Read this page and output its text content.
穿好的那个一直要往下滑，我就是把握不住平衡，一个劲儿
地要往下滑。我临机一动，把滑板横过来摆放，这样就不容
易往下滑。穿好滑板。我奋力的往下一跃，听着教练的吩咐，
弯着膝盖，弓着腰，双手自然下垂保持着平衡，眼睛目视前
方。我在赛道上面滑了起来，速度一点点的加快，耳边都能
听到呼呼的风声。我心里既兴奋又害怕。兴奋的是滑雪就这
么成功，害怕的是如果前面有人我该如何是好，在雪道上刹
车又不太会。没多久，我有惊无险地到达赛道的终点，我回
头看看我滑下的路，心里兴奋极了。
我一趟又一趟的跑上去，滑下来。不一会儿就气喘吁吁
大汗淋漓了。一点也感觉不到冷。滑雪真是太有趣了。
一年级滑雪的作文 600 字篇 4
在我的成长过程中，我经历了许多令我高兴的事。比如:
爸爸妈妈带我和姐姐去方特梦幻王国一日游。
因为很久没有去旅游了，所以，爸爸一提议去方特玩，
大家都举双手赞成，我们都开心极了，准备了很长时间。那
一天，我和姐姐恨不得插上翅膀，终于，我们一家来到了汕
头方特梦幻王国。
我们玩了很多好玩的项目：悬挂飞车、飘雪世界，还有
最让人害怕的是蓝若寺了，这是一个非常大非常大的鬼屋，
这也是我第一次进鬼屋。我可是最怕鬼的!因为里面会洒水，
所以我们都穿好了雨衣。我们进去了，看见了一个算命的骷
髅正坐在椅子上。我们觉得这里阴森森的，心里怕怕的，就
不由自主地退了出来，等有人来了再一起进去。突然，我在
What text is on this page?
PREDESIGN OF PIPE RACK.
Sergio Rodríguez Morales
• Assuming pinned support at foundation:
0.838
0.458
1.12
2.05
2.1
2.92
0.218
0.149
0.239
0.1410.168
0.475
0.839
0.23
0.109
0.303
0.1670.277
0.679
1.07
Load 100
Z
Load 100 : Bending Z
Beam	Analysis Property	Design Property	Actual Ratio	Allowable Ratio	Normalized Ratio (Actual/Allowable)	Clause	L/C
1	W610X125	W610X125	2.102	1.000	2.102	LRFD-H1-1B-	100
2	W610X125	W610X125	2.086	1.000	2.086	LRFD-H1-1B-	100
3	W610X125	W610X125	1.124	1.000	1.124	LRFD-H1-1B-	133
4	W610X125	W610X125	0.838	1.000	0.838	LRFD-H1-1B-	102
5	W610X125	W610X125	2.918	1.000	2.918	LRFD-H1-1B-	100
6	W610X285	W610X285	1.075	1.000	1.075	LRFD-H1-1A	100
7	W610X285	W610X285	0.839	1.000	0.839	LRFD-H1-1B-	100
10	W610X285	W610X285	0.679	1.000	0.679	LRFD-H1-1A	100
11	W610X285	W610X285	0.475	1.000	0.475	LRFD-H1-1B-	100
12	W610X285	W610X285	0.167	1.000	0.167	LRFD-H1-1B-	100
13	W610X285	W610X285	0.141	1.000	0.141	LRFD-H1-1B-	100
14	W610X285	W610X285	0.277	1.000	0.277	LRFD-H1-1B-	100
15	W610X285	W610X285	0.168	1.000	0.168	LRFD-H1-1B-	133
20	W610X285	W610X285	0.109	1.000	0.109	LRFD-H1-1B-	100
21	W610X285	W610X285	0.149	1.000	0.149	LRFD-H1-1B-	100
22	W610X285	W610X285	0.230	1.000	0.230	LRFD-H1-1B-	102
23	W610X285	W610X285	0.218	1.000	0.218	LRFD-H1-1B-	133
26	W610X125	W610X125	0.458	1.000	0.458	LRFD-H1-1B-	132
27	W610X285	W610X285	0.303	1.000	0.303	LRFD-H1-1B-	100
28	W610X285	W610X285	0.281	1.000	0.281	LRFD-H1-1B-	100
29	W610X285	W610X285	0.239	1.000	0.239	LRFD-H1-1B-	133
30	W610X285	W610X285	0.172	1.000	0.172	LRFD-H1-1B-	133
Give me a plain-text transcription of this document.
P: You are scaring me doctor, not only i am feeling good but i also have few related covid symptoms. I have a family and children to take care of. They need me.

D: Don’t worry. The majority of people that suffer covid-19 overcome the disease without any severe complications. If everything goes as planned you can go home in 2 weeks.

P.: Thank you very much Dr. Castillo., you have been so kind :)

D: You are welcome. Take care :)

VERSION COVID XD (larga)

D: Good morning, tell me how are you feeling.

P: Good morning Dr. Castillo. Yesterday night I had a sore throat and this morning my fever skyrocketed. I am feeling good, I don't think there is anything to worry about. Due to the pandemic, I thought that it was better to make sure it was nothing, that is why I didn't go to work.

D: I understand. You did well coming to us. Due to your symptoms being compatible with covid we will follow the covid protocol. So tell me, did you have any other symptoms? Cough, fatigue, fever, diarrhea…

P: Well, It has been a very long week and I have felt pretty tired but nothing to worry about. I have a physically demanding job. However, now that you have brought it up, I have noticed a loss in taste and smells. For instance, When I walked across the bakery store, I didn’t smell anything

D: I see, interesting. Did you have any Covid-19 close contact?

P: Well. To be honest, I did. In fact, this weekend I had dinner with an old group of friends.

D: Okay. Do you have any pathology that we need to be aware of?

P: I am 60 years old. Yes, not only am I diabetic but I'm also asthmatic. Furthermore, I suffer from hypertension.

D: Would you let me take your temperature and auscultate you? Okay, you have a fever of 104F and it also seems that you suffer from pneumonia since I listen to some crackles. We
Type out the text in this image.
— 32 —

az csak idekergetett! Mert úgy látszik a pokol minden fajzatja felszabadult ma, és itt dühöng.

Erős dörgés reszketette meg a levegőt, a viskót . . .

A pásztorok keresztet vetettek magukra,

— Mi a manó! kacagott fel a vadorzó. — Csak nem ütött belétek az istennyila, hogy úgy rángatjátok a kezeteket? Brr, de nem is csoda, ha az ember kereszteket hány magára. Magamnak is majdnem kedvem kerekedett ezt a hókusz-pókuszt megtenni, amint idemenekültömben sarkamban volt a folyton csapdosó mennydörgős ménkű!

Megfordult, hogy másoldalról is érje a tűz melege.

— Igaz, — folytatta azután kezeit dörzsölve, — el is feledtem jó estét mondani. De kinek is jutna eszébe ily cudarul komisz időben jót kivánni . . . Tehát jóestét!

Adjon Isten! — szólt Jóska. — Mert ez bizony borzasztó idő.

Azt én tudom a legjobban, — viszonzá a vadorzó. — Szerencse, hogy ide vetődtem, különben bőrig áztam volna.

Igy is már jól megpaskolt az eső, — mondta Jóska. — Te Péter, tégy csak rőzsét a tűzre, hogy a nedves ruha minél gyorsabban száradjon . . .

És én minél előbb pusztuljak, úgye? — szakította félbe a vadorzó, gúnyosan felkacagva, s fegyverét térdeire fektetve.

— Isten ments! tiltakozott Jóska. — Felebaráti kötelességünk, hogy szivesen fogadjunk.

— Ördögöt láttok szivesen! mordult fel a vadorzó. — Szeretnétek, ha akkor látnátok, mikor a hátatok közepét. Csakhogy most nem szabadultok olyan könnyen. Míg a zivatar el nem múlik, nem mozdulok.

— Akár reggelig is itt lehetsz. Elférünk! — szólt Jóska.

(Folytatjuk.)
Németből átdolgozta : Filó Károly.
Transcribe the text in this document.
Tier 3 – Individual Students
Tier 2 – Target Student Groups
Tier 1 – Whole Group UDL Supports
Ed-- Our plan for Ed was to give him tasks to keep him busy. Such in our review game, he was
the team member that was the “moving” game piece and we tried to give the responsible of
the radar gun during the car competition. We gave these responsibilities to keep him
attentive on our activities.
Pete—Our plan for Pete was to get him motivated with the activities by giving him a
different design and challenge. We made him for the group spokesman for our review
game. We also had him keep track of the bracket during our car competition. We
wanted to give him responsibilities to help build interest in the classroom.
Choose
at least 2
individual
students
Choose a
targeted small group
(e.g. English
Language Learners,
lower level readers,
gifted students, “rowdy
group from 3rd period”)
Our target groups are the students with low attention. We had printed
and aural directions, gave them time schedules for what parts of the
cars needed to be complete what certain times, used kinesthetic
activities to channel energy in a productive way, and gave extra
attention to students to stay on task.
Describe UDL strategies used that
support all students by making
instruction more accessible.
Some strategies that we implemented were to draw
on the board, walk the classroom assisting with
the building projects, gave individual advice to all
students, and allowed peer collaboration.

---

> Exercise
Gather up the lines that contain the word "this".

> Problem solution
Read this page and output its text content.
What text is on this page?
Give me a plain-text transcription of this document.
P: Good morning Dr. Castillo. Yesterday night I had a sore throat and this morning my fever skyrocketed. I am feeling good, I don't think there is anything to worry about. Due to the pandemic, I thought that it was better to make sure it was nothing, that is why I didn't go to work.
P: Well. To be honest, I did. In fact, this weekend I had dinner with an old group of friends.
Type out the text in this image.
Transcribe the text in this document.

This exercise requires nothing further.